Work to be completed: Report the count of lines where the string "disadvantage" appears, and nothing else.

Data extract:
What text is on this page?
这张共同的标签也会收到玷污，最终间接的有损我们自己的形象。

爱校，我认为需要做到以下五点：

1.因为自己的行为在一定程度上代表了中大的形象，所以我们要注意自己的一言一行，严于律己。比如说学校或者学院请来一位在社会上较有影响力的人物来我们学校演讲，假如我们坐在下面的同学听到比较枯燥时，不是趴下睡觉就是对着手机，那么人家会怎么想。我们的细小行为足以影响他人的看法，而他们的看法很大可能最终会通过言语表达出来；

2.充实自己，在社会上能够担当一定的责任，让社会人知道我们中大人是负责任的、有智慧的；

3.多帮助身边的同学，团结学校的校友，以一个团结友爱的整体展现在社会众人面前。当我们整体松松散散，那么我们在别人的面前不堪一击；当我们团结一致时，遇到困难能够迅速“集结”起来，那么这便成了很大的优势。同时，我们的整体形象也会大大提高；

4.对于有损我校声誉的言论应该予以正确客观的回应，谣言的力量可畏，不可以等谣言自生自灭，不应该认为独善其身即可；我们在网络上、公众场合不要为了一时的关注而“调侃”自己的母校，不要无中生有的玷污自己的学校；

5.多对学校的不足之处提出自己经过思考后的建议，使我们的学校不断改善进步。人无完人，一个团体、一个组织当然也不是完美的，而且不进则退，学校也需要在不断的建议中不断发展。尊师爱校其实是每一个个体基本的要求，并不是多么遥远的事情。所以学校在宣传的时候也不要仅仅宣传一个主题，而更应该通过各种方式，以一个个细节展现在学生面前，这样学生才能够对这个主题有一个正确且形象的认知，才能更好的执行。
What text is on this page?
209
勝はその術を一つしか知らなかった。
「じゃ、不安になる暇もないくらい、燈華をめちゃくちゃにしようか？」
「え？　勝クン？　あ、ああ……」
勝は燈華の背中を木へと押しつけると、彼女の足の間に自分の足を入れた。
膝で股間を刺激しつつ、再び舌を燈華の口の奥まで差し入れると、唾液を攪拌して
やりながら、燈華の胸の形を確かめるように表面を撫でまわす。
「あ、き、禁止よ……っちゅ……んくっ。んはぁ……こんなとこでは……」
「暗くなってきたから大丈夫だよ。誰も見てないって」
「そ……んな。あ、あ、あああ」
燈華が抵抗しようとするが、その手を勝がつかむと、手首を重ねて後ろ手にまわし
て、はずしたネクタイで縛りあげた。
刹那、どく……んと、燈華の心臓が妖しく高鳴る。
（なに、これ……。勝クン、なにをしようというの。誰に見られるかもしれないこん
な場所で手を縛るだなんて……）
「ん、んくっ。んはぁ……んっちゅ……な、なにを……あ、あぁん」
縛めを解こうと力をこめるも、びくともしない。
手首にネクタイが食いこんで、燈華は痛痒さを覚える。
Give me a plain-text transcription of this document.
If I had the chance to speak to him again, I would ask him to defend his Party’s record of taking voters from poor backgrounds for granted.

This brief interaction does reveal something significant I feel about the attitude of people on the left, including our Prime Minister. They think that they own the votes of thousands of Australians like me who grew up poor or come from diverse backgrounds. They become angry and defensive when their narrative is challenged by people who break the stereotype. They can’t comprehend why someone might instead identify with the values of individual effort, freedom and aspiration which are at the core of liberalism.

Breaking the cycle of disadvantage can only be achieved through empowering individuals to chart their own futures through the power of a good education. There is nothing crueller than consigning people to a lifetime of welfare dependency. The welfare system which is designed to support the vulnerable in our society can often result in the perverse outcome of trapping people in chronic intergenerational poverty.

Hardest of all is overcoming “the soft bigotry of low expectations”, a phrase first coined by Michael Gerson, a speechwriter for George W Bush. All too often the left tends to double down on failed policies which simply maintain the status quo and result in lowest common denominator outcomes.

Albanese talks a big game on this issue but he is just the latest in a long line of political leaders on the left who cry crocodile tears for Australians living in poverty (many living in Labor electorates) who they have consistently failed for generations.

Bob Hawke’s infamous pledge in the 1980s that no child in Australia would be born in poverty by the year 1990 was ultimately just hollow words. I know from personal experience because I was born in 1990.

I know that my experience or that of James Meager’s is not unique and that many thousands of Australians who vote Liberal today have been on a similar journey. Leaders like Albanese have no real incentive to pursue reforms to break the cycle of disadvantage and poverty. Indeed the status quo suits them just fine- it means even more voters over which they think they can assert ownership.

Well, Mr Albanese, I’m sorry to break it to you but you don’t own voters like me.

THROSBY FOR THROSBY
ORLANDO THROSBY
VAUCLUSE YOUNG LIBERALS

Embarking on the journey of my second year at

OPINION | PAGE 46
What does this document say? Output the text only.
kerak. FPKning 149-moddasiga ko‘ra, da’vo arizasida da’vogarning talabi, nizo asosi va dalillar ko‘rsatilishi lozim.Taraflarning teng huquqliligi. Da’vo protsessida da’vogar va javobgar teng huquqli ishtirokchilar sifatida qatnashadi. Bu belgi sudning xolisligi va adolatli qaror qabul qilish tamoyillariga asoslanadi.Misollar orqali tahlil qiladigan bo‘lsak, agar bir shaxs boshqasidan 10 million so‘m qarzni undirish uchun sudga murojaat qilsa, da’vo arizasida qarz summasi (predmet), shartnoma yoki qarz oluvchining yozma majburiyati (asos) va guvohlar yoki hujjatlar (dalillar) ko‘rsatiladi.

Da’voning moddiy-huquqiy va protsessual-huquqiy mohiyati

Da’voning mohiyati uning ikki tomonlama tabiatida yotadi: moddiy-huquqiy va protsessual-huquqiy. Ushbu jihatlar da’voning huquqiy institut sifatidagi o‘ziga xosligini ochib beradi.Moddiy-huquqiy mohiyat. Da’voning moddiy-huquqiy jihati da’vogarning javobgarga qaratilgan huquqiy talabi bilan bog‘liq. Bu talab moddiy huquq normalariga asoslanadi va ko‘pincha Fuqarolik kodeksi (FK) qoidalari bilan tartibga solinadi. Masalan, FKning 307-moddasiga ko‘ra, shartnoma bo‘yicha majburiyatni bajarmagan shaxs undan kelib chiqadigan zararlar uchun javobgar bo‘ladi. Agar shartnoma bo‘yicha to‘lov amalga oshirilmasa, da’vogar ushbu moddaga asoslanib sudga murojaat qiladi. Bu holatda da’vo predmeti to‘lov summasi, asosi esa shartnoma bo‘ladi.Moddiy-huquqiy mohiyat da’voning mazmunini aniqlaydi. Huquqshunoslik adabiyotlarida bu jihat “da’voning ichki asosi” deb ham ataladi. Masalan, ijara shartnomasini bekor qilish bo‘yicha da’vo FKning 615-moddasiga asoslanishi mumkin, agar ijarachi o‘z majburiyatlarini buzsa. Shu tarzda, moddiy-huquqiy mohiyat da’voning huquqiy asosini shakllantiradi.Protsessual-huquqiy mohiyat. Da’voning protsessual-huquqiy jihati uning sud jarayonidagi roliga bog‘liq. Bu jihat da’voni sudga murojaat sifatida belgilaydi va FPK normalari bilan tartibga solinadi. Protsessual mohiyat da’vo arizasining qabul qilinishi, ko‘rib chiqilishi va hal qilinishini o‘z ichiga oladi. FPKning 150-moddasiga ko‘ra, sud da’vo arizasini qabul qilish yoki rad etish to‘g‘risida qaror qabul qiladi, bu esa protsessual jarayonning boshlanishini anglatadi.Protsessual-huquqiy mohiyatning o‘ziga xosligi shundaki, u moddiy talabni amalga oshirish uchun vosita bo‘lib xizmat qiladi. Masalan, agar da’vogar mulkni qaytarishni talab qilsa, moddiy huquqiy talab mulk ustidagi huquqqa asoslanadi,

Result: 2